Kaepernick Nike Boycott: Churches Offer to Give Unwanted Products to Poor, Needy

Churches are responding to the recent Nike boycott over its Colin Kaepernick advertising by asking those who want to destroy Nike products to give them to those in need instead.

As images and videos of upset people burning their Nike products in response to the clothing line's new advertising featuring the controversial football player have been posted to social media, a church in Georgia and a church in Oklahoma are calling on protestors to give their unwanted apparel to the less fortunate.

Jessica Joslin, a member of Claremore Restoration Church in Claremore, Oklahoma, saw the public outrage over Nike as a great opportunity to plug the church's recently launched Matthew 25:35 charity mission. She posted on the mission's Facebook page Monday that the church will take any unwanted Nike clothes and provide them to the homeless population in downtown Tulsa.

"When I saw that people were throwing things away, burning, destroying all the Nike products over the political issue, I just posted and asked people to give it to us because we can give them to people who really are in need," Joslin told The Christian Post.

--- Recorded information ---
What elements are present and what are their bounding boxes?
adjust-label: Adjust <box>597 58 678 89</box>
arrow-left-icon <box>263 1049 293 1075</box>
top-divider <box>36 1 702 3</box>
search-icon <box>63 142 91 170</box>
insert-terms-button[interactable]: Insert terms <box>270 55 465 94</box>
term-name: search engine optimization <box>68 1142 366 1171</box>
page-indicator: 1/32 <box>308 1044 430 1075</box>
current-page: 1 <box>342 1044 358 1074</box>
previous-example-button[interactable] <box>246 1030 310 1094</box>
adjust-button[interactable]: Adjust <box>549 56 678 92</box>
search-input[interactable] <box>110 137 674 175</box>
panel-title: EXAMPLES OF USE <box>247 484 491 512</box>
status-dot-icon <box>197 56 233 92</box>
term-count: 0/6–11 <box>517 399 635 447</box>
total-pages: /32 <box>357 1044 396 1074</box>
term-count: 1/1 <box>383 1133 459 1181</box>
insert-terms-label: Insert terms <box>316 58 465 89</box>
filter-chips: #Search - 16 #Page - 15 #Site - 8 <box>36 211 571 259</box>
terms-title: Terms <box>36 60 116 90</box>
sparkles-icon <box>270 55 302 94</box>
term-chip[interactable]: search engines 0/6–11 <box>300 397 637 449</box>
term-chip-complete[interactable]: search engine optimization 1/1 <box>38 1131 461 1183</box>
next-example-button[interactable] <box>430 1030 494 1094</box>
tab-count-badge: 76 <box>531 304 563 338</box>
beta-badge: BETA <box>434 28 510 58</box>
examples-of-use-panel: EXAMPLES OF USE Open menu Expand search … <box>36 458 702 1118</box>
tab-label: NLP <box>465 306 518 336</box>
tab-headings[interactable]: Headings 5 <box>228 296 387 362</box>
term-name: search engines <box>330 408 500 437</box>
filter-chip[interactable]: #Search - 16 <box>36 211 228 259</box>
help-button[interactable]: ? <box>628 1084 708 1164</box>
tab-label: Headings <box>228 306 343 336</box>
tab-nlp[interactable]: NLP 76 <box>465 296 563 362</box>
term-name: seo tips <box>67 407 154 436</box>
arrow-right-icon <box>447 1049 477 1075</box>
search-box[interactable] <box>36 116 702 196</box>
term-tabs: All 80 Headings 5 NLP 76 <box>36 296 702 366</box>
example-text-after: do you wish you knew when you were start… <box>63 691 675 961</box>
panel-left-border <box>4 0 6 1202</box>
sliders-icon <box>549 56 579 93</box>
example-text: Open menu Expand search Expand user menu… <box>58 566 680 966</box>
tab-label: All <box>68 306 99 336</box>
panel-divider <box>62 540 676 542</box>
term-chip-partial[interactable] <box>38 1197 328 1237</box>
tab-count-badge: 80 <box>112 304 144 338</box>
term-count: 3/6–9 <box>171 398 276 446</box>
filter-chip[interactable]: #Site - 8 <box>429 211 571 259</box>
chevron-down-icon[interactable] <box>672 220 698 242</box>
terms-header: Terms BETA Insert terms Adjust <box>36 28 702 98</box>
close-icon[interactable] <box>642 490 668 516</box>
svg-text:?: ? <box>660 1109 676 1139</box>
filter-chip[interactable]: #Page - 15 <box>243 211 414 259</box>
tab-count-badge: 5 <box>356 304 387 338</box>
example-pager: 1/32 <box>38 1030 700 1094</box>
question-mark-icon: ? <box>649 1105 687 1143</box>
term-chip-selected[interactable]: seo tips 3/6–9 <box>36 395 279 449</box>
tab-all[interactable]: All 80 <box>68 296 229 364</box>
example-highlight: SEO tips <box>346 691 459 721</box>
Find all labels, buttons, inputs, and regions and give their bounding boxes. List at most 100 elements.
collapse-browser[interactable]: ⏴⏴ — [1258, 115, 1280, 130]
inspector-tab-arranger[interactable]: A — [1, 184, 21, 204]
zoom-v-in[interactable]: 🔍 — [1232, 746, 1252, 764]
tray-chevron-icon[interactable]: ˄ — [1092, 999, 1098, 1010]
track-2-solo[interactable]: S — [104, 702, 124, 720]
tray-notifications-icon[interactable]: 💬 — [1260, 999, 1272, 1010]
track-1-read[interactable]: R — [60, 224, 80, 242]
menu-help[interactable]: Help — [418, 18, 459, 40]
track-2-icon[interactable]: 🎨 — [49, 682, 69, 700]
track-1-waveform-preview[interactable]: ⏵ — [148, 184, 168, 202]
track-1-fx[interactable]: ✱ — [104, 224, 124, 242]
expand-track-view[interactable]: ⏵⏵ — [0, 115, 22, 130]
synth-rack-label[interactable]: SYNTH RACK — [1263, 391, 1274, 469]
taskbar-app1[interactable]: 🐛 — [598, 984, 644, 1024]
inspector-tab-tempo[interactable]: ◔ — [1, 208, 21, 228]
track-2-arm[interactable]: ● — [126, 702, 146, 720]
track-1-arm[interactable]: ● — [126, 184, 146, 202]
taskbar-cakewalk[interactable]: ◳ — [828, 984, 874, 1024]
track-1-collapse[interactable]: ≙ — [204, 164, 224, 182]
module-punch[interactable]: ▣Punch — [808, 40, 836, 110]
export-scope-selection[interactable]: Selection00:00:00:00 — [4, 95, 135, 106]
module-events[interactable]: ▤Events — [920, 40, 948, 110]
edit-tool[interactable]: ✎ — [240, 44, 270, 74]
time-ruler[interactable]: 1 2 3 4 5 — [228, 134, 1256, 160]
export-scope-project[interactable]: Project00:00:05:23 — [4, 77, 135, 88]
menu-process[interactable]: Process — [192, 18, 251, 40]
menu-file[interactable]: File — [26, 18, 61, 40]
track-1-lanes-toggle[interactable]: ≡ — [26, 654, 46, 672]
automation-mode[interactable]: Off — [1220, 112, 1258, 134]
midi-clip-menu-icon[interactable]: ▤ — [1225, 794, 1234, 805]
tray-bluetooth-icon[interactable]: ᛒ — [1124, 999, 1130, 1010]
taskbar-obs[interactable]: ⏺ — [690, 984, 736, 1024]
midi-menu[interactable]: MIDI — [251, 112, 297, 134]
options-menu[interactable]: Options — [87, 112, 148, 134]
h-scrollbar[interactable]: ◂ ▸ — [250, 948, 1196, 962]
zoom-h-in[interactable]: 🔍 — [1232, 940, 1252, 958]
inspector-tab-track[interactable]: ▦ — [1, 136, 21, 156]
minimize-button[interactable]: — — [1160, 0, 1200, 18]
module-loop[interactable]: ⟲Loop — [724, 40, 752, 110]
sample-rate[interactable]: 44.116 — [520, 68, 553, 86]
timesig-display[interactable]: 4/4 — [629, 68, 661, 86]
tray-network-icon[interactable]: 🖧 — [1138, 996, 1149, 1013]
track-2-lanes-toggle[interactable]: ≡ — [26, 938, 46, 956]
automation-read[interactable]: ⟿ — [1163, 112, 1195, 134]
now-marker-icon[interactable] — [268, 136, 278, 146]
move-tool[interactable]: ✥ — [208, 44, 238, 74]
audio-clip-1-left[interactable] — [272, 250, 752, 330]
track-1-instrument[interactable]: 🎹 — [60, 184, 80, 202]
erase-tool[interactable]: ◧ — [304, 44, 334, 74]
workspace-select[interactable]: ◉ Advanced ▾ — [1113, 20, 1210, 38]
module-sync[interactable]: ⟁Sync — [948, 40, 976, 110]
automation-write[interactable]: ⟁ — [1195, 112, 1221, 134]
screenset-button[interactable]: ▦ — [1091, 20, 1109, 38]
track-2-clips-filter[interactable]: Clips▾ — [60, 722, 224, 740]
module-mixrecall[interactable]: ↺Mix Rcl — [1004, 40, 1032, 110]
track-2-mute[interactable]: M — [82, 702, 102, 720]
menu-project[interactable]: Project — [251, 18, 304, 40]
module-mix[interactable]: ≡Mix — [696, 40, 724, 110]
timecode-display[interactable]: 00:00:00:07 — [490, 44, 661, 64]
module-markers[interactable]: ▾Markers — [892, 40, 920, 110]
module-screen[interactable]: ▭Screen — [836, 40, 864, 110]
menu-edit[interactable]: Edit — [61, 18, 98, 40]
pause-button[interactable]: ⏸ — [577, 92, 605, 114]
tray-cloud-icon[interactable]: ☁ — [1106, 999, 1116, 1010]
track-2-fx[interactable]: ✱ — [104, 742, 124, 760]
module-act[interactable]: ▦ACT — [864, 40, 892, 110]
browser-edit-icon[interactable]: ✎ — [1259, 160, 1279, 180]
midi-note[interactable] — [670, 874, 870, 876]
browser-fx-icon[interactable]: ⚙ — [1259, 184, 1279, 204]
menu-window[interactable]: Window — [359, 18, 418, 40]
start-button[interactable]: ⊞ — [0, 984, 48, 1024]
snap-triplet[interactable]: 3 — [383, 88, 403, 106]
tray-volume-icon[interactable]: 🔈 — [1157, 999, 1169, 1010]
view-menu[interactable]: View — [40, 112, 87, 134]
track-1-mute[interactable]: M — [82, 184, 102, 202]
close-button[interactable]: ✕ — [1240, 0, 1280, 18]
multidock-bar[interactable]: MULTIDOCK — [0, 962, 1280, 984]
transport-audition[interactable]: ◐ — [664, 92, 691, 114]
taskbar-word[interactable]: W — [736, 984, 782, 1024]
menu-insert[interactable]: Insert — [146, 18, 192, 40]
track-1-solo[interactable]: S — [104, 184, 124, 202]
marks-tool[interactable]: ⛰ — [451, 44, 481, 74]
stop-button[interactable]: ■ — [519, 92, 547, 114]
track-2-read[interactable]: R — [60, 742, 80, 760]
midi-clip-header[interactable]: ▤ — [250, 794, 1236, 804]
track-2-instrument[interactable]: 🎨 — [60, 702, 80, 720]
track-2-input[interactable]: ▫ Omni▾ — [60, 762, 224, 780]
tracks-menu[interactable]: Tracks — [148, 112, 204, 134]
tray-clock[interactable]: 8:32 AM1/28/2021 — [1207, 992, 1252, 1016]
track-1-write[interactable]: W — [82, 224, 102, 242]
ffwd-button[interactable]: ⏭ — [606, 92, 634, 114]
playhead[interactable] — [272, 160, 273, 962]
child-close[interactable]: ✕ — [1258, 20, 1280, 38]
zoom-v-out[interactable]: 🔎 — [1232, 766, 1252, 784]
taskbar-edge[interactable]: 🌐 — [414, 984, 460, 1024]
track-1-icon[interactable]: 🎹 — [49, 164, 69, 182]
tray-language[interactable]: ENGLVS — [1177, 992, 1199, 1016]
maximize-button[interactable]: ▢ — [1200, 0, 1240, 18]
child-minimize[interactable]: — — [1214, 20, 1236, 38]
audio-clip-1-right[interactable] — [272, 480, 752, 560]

--- Task item ---
In the Nike boycott article, to whom will Claremore Restoration Church give the unwanted Nike clothes?

--- Answer ---
The homeless population in downtown Tulsa.